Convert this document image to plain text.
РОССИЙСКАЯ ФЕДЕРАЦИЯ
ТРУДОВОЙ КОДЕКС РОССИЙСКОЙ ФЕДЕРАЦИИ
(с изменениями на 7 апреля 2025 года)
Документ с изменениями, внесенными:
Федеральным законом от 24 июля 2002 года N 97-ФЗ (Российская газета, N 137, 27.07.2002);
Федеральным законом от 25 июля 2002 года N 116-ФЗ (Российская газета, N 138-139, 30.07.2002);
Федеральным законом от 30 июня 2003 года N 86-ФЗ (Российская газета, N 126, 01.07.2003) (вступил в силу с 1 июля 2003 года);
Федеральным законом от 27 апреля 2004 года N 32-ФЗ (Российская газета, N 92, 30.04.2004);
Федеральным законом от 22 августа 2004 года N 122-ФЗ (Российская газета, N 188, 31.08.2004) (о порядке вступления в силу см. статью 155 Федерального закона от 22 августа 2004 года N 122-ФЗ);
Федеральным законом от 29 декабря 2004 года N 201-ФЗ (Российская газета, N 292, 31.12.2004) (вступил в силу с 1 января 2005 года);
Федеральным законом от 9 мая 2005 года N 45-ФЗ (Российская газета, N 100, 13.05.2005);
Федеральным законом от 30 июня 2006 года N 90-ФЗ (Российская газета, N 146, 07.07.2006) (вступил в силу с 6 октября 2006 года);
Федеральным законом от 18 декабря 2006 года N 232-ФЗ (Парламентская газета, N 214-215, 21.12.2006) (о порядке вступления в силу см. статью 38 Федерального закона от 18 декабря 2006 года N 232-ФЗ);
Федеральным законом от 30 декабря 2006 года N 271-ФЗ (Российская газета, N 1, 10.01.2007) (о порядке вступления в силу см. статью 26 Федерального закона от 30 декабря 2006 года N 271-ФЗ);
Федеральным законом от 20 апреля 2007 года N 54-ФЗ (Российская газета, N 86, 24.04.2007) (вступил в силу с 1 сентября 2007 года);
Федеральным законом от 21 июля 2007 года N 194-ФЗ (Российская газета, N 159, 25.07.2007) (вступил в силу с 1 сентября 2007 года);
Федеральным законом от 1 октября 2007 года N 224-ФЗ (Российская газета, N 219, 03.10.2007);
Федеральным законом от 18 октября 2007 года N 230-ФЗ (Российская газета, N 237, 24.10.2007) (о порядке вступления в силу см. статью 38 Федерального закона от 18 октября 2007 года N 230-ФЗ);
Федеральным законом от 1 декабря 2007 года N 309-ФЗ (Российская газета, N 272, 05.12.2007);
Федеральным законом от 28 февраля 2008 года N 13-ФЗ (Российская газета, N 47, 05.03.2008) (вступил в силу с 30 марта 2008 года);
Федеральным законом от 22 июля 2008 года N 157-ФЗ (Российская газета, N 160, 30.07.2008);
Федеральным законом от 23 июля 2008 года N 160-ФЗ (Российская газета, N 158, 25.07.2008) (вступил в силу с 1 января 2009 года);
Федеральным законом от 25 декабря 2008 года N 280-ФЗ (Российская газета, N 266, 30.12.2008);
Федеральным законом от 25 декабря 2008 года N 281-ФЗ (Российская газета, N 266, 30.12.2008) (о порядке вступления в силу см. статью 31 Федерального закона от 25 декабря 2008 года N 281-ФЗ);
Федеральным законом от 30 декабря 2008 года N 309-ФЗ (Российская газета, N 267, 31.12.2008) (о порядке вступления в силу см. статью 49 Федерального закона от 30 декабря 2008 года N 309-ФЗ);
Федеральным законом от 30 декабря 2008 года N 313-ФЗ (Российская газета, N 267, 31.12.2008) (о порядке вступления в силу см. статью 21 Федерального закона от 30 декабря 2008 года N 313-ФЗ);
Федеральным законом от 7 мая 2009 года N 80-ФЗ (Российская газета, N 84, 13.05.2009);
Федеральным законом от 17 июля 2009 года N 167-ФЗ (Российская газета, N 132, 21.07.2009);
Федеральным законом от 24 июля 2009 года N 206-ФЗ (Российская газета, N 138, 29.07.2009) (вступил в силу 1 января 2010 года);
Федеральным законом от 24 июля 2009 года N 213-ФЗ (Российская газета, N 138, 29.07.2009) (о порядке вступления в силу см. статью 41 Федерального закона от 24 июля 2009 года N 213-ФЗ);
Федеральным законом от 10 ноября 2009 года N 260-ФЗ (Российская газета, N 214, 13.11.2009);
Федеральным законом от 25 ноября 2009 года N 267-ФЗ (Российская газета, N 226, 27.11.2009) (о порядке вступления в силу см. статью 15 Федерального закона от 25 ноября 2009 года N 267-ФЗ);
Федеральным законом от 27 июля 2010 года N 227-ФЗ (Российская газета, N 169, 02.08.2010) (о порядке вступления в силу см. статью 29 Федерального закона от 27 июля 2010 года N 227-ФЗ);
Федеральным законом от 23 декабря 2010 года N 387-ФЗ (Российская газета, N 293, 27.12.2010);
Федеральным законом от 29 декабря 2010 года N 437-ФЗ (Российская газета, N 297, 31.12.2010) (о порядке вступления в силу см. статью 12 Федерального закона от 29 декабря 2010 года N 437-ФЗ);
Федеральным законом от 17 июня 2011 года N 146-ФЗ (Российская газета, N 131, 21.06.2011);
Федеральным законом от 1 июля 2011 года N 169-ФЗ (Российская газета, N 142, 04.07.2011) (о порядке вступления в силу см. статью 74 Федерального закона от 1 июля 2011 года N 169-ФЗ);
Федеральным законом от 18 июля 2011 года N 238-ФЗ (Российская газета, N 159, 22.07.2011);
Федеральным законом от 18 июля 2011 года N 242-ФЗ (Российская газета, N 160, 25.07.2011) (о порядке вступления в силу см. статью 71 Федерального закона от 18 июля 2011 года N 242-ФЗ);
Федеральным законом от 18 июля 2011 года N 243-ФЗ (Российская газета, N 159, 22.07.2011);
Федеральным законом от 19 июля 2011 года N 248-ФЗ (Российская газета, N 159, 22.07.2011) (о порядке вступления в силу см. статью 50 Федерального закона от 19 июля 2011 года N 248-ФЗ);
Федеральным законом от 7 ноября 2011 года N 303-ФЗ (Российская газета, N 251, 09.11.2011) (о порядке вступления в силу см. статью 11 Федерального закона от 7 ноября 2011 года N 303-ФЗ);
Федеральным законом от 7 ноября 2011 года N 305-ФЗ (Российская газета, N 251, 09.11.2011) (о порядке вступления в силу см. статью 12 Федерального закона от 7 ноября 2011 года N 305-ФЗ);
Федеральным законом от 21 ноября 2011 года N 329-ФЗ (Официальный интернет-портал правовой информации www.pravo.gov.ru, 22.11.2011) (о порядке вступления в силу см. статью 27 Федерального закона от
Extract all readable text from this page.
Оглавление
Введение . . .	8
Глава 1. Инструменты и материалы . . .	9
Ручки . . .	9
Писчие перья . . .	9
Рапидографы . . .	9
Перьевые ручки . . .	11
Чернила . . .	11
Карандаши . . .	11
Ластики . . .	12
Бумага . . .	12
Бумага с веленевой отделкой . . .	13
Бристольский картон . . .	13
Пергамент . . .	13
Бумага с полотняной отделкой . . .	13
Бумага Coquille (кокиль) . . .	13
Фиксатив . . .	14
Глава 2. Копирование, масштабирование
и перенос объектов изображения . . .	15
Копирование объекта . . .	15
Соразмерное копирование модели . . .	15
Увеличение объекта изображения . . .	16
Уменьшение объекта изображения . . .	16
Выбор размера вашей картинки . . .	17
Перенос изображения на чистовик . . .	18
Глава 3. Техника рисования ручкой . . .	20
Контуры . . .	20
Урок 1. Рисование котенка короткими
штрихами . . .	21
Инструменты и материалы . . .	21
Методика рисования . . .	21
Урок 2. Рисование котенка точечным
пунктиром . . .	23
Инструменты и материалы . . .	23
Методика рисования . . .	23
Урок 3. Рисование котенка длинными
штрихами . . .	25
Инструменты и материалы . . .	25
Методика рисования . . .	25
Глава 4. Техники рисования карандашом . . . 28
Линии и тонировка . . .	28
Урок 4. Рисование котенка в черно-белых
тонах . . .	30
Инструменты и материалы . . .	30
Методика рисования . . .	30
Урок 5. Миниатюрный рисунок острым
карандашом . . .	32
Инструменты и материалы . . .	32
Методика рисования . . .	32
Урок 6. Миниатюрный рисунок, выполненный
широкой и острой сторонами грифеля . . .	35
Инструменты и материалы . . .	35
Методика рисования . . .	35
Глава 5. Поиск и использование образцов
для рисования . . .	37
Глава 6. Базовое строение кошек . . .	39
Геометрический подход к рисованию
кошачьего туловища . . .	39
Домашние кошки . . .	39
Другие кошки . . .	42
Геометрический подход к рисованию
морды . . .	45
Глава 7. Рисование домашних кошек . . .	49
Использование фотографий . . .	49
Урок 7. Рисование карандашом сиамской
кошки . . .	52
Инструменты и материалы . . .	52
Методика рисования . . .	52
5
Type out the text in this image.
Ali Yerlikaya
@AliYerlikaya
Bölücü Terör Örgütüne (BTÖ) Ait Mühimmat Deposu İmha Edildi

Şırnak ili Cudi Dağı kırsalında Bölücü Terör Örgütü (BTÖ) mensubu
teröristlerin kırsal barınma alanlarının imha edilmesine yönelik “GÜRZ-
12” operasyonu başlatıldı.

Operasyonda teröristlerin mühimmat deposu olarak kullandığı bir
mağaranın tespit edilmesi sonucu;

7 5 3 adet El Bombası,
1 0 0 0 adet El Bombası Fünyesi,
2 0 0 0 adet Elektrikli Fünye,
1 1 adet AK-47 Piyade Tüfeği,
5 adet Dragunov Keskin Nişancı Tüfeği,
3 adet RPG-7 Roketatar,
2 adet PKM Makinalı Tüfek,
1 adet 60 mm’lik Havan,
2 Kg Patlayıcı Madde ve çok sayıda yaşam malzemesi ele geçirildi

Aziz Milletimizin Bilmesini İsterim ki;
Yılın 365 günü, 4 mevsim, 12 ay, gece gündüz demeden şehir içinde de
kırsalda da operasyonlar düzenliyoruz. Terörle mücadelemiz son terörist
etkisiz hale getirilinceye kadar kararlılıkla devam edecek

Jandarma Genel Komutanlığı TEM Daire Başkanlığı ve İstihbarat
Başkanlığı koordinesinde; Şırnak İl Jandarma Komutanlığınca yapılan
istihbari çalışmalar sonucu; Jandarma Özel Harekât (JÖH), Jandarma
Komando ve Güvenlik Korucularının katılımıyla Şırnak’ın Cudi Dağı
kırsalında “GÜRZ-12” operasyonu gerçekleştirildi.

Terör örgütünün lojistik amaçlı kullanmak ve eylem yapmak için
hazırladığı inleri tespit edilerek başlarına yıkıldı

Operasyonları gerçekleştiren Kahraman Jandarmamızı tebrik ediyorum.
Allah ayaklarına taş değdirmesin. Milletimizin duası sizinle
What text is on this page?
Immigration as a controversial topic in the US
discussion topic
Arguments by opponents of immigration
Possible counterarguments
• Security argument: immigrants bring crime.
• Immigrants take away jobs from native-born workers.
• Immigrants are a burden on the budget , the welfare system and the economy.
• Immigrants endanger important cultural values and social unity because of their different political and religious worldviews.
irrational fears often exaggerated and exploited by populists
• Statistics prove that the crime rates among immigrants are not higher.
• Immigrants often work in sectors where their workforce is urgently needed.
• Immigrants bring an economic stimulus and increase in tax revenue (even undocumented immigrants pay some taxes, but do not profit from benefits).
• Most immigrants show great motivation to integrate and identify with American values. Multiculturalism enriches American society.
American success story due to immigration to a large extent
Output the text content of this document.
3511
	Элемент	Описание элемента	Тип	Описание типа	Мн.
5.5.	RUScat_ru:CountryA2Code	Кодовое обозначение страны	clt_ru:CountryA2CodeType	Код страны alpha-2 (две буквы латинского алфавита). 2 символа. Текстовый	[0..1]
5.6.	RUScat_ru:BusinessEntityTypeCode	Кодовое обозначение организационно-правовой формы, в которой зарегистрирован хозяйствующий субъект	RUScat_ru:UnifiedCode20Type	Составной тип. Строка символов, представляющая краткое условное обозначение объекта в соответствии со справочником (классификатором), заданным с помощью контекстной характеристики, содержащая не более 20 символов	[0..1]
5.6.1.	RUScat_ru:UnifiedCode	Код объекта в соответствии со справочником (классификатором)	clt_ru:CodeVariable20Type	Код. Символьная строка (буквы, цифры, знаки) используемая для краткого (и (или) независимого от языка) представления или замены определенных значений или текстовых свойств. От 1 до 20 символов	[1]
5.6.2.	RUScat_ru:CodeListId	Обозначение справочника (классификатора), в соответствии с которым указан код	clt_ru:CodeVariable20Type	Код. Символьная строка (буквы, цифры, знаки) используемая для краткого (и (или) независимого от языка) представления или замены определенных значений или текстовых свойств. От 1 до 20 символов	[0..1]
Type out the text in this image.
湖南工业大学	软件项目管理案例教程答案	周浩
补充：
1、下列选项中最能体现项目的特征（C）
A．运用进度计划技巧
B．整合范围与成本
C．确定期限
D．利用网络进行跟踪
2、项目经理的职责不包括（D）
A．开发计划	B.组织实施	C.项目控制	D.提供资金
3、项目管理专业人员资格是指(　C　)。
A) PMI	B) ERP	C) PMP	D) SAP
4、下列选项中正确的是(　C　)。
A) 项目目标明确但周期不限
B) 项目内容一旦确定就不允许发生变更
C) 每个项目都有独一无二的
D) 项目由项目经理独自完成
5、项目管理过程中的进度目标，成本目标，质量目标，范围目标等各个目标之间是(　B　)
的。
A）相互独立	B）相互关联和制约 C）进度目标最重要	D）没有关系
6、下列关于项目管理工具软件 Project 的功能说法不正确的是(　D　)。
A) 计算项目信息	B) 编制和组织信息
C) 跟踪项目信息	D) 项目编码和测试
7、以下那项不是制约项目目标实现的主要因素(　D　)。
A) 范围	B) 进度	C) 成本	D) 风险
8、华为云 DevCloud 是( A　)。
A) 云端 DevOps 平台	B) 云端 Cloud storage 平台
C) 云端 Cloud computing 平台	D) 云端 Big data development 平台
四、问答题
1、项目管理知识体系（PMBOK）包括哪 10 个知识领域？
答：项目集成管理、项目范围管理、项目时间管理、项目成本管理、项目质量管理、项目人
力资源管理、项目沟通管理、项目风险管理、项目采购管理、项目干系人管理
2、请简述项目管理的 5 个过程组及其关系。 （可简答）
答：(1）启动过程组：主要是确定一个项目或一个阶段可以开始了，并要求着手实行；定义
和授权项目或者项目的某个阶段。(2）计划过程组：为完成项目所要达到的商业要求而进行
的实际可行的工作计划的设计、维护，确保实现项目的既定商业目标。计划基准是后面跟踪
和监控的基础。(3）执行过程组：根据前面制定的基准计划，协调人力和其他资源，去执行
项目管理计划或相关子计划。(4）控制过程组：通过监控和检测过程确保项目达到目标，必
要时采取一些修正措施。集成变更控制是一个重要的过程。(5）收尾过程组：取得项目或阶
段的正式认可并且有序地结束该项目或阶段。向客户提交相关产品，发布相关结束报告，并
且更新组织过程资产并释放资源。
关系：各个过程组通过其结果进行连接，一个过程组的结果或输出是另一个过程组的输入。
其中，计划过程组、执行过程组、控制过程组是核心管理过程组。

• • •

#### [WHAT TO WORK ON]
Go through the records. Copy each line where "правовой" appears.

#### [THE RESULT]
Федеральным законом от 21 ноября 2011 года N 329-ФЗ (Официальный интернет-портал правовой информации www.pravo.gov.ru, 22.11.2011) (о порядке вступления в силу см. статью 27 Федерального закона от
5.6.	RUScat_ru:BusinessEntityTypeCode	Кодовое обозначение организационно-правовой формы, в которой зарегистрирован хозяйствующий субъект	RUScat_ru:UnifiedCode20Type	Составной тип. Строка символов, представляющая краткое условное обозначение объекта в соответствии со справочником (классификатором), заданным с помощью контекстной характеристики, содержащая не более 20 символов	[0..1]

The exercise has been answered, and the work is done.